[Stated exercise]: Only the number is wanted: how many lines contain "shopping"?

---

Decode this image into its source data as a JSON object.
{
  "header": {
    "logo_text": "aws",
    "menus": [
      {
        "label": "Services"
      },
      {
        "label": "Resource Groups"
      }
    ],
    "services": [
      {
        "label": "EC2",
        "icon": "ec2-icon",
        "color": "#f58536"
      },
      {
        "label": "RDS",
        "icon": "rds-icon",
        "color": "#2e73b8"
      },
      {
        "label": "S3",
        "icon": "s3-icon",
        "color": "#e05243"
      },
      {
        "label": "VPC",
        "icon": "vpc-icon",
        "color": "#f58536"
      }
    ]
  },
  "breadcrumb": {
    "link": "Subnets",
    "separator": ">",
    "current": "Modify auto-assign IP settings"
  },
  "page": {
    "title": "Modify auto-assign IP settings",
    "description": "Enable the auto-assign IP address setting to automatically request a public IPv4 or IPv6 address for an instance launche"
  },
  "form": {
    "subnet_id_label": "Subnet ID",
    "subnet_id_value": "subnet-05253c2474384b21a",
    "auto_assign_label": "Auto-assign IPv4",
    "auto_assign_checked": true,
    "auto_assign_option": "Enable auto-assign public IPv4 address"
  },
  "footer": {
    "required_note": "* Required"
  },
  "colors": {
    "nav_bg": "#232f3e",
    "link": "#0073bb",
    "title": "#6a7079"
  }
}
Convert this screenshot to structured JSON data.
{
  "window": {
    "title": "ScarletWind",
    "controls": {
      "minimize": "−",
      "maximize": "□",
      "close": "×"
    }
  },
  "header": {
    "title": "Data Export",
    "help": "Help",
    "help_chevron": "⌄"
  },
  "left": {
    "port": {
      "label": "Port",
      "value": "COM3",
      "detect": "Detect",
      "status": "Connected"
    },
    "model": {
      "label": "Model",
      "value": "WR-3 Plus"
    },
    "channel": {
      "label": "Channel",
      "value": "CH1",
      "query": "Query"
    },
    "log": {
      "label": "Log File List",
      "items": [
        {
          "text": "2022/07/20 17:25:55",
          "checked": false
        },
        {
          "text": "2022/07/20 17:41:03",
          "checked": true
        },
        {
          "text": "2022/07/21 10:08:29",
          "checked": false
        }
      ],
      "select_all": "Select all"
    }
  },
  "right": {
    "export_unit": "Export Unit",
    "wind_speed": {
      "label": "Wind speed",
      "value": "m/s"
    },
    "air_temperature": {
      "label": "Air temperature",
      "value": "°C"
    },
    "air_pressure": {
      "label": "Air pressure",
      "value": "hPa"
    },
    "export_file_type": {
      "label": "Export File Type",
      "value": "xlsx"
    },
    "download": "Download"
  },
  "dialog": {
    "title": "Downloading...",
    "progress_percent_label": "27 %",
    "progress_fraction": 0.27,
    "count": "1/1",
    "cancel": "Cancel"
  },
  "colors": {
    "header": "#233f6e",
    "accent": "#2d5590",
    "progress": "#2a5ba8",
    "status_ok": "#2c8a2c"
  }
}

---

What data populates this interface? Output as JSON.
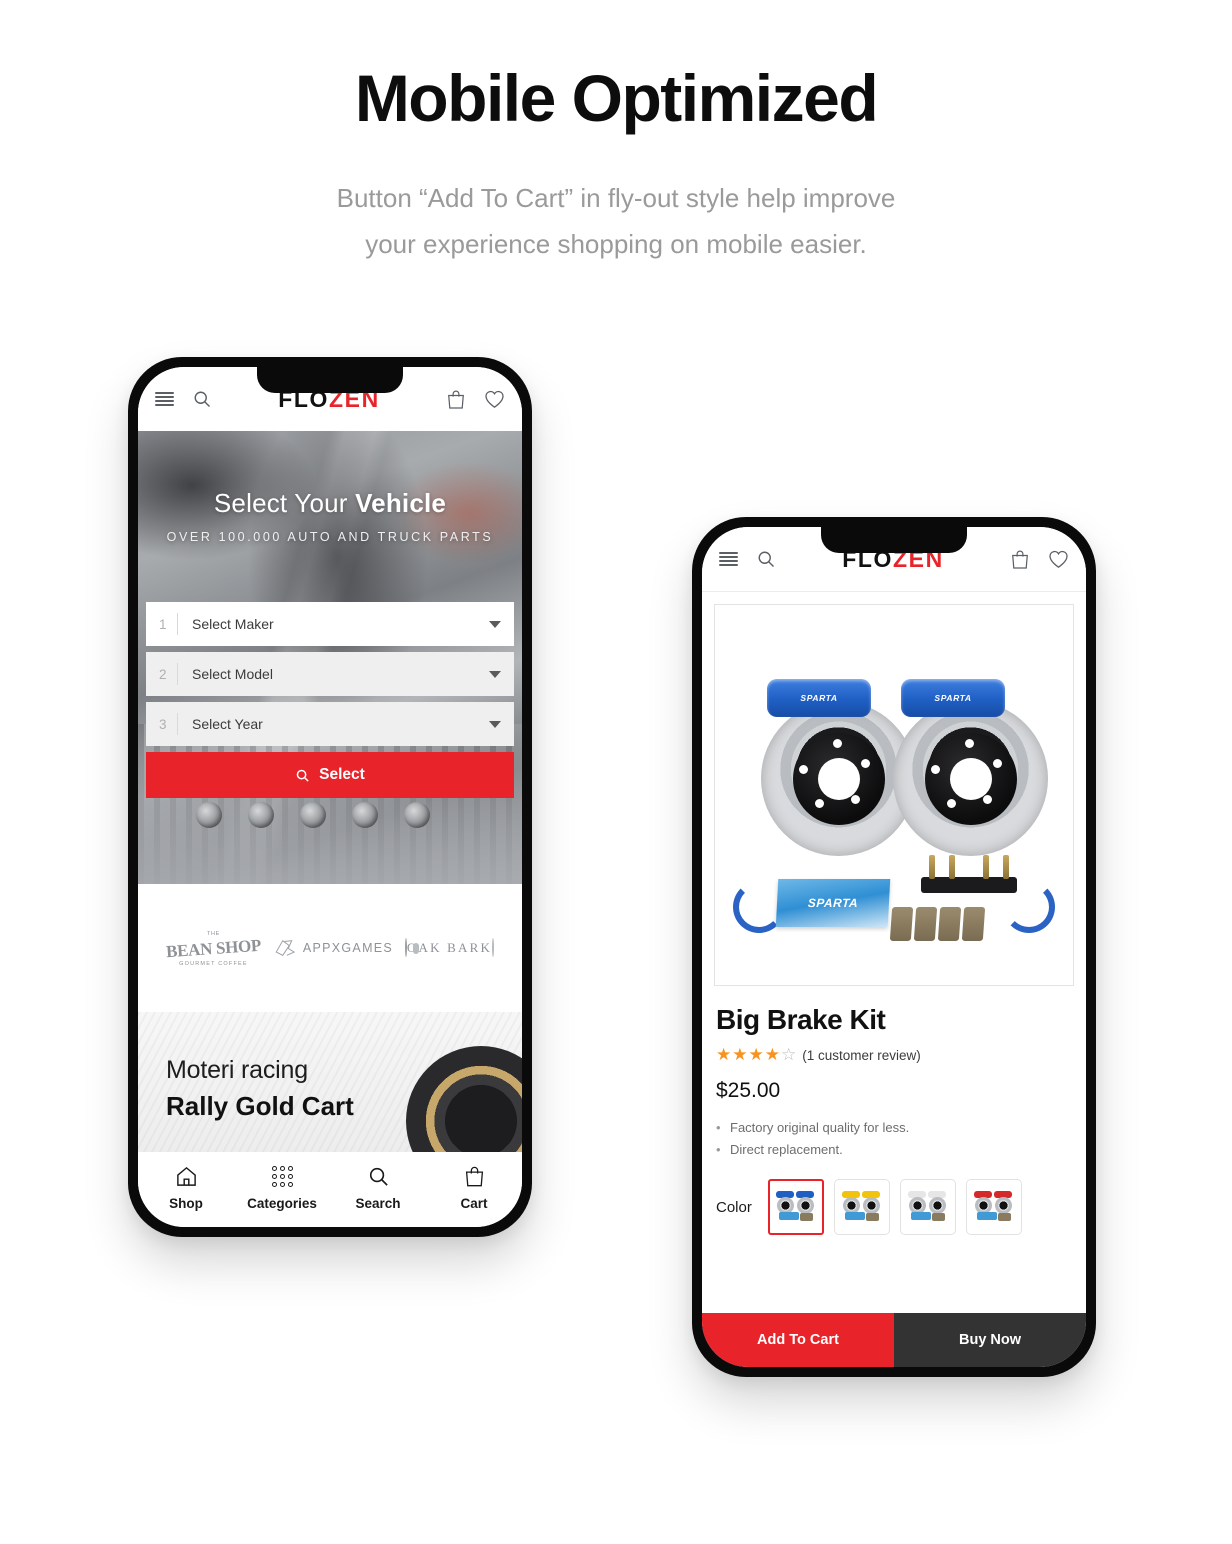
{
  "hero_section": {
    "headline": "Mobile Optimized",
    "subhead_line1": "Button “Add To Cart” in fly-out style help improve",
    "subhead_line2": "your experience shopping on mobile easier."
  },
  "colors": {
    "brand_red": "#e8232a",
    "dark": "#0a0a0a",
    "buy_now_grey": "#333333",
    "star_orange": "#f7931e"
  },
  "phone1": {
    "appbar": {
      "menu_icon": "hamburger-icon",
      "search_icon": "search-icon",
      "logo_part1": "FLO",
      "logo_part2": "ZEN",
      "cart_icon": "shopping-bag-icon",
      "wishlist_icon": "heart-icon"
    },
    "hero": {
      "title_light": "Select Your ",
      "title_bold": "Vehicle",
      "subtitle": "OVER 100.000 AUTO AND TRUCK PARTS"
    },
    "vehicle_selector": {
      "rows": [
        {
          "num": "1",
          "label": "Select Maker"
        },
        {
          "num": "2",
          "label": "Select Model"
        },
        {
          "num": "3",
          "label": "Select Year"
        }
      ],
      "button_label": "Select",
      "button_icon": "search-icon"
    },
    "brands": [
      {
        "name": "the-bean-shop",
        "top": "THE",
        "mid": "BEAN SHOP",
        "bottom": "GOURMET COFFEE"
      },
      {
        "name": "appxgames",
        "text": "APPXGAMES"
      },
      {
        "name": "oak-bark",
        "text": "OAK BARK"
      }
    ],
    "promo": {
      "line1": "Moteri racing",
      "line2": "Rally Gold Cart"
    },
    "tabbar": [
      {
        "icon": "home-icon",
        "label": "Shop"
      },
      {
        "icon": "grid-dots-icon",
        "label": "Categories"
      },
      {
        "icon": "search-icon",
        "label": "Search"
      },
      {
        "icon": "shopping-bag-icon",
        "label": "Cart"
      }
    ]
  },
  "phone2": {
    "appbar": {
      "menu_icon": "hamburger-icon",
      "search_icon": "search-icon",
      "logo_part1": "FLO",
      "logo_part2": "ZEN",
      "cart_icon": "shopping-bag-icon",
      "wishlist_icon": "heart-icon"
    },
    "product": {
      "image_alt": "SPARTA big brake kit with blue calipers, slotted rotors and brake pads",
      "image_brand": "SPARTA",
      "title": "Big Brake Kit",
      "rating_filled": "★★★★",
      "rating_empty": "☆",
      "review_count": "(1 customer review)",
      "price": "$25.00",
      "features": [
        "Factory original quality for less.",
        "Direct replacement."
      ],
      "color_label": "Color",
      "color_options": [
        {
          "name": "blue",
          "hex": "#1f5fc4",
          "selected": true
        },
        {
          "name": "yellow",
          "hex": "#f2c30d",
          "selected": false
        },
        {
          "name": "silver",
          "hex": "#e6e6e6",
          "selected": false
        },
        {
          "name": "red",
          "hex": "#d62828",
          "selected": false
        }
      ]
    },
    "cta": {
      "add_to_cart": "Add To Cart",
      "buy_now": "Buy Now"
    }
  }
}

---

[Solution for this task]: 4